(Collected data entries)
++++++++++

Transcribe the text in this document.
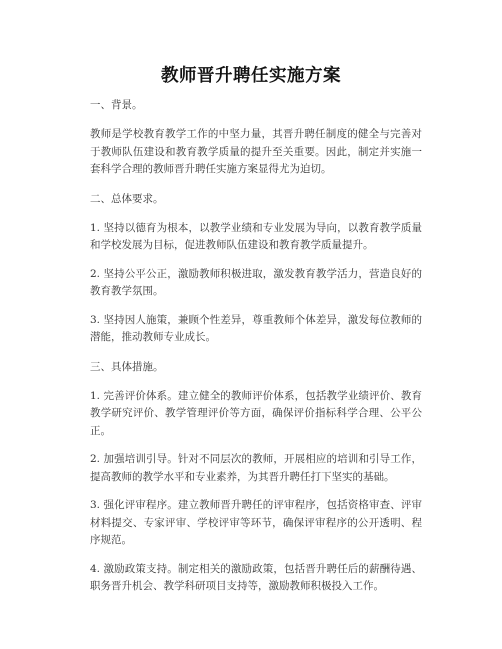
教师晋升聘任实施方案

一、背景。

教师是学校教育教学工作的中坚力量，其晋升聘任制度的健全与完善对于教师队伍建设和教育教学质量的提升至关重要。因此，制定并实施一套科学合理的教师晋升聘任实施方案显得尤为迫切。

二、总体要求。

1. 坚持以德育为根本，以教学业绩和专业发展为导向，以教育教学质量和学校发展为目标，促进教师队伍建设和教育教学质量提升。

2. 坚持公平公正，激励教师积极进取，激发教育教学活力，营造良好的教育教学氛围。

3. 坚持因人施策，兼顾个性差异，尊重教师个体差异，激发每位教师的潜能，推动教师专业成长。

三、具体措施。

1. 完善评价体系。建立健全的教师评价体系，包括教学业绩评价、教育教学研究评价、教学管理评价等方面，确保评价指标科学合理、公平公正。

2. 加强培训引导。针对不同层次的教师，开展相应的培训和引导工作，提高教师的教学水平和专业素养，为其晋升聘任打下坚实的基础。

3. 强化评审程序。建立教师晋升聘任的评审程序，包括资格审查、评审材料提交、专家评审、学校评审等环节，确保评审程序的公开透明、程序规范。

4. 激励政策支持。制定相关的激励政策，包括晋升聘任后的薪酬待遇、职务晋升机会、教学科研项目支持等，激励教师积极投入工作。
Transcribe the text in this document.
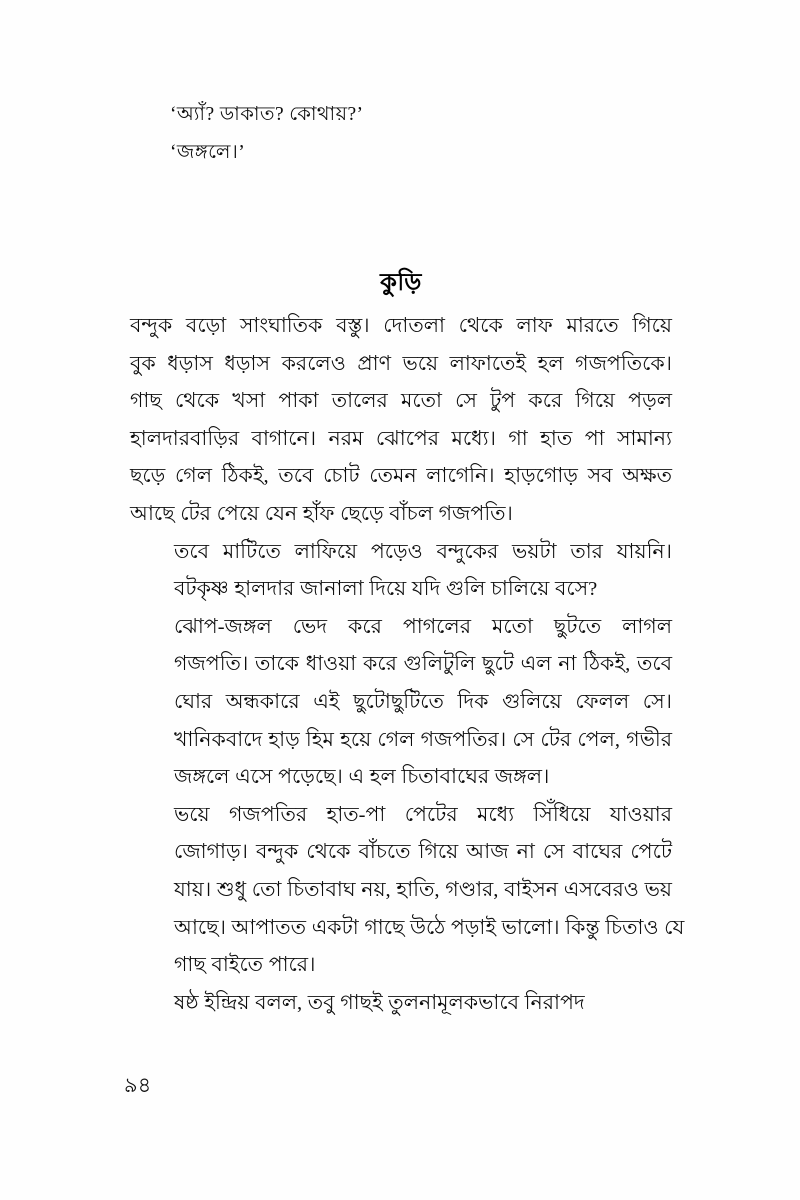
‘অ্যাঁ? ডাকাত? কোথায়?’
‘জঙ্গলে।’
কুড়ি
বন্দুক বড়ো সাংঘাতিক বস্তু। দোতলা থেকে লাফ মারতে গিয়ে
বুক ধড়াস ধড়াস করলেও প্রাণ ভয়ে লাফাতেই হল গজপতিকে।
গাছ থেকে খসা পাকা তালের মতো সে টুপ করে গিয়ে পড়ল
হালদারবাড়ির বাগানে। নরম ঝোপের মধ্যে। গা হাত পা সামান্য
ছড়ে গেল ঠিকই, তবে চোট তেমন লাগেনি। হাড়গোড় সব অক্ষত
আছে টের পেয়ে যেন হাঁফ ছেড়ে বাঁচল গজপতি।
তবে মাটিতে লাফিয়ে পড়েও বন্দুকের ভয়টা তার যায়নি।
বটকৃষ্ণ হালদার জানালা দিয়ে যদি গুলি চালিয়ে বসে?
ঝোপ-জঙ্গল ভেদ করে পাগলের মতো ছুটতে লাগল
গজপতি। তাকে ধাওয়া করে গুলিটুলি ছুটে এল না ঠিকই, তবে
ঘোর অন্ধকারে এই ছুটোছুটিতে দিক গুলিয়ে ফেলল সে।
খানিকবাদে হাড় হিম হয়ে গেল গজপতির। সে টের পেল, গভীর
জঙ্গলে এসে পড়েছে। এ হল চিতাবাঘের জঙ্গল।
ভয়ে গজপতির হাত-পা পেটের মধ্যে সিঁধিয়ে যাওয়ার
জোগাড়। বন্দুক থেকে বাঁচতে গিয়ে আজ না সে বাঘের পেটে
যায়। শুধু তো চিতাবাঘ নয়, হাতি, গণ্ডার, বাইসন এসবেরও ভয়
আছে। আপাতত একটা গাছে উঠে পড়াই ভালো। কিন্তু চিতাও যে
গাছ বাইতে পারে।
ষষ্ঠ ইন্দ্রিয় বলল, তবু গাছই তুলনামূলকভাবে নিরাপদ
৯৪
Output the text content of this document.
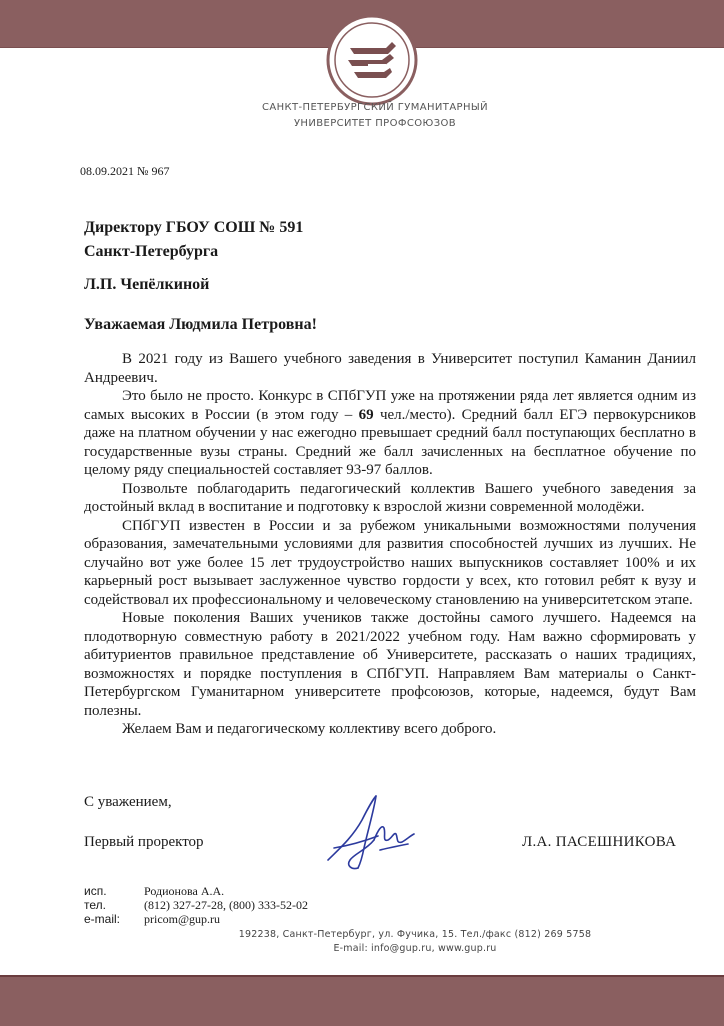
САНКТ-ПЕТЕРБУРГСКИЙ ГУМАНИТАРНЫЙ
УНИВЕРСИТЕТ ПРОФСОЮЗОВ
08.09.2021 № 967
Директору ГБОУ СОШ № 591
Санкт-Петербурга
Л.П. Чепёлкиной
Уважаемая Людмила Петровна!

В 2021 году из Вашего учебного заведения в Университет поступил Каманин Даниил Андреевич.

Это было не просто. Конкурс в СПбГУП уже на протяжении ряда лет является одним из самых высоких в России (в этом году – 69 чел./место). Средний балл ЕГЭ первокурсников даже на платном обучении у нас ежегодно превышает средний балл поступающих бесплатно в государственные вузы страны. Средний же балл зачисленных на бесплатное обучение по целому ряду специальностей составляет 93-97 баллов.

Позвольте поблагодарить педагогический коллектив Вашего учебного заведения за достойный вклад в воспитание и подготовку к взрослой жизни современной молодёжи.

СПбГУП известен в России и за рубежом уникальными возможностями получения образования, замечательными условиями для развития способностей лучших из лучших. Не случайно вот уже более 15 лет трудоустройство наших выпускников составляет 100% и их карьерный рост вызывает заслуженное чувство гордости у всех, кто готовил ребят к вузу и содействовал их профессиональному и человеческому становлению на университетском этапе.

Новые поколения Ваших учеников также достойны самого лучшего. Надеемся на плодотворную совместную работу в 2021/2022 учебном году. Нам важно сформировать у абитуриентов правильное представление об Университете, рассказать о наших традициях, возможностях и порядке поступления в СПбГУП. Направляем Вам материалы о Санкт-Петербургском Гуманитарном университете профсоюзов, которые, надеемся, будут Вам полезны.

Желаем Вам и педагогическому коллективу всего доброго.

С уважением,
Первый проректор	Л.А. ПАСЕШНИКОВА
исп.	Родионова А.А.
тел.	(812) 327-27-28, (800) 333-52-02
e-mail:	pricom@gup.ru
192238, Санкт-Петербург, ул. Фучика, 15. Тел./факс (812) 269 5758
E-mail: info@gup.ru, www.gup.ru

++++++++++

Find how many lines of the entries contain "mail". Respond with the number only.

2